## START ENTRIES SHOWN
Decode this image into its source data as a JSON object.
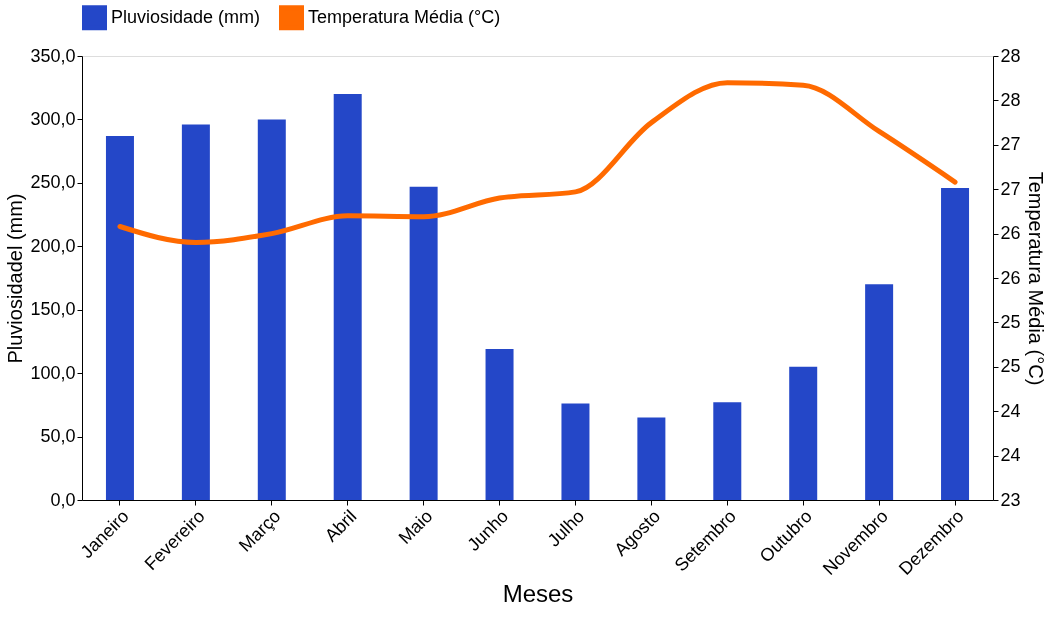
{
  "chart_data": {
    "type": "bar",
    "xlabel": "Meses",
    "ylabel": "Pluviosidadel (mm)",
    "y2label": "Temperatura Média (°C)",
    "categories": [
      "Janeiro",
      "Fevereiro",
      "Março",
      "Abril",
      "Maio",
      "Junho",
      "Julho",
      "Agosto",
      "Setembro",
      "Outubro",
      "Novembro",
      "Dezembro"
    ],
    "series": [
      {
        "name": "Pluviosidade (mm)",
        "color": "#2447c8",
        "values": [
          287,
          296,
          300,
          320,
          247,
          119,
          76,
          65,
          77,
          105,
          170,
          246
        ]
      },
      {
        "name": "Temperatura Média (°C)",
        "type": "line",
        "axis": "y2",
        "color": "#ff6a00",
        "values": [
          26.08,
          25.9,
          26.0,
          26.2,
          26.19,
          26.4,
          26.47,
          27.25,
          27.7,
          27.67,
          27.15,
          26.58
        ]
      }
    ],
    "ylim": [
      0,
      350
    ],
    "yticks": [
      {
        "value": 0,
        "label": "0,0"
      },
      {
        "value": 50,
        "label": "50,0"
      },
      {
        "value": 100,
        "label": "100,0"
      },
      {
        "value": 150,
        "label": "150,0"
      },
      {
        "value": 200,
        "label": "200,0"
      },
      {
        "value": 250,
        "label": "250,0"
      },
      {
        "value": 300,
        "label": "300,0"
      },
      {
        "value": 350,
        "label": "350,0"
      }
    ],
    "y2lim": [
      23,
      28
    ],
    "y2ticks": [
      23,
      {
        "value": 23.5,
        "label": "24"
      },
      24,
      {
        "value": 24.5,
        "label": "25"
      },
      25,
      {
        "value": 25.5,
        "label": "26"
      },
      26,
      {
        "value": 26.5,
        "label": "27"
      },
      27,
      {
        "value": 27.5,
        "label": "28"
      },
      28
    ],
    "grid": false,
    "legend": "top"
  }
}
## END ENTRIES SHOWN
### [GIVEN PROBLEM]
Gather up, from the records above, each line where the word "name" appears.

### [WORKED ANSWER]
        "name": "Pluviosidade (mm)",
        "name": "Temperatura Média (°C)",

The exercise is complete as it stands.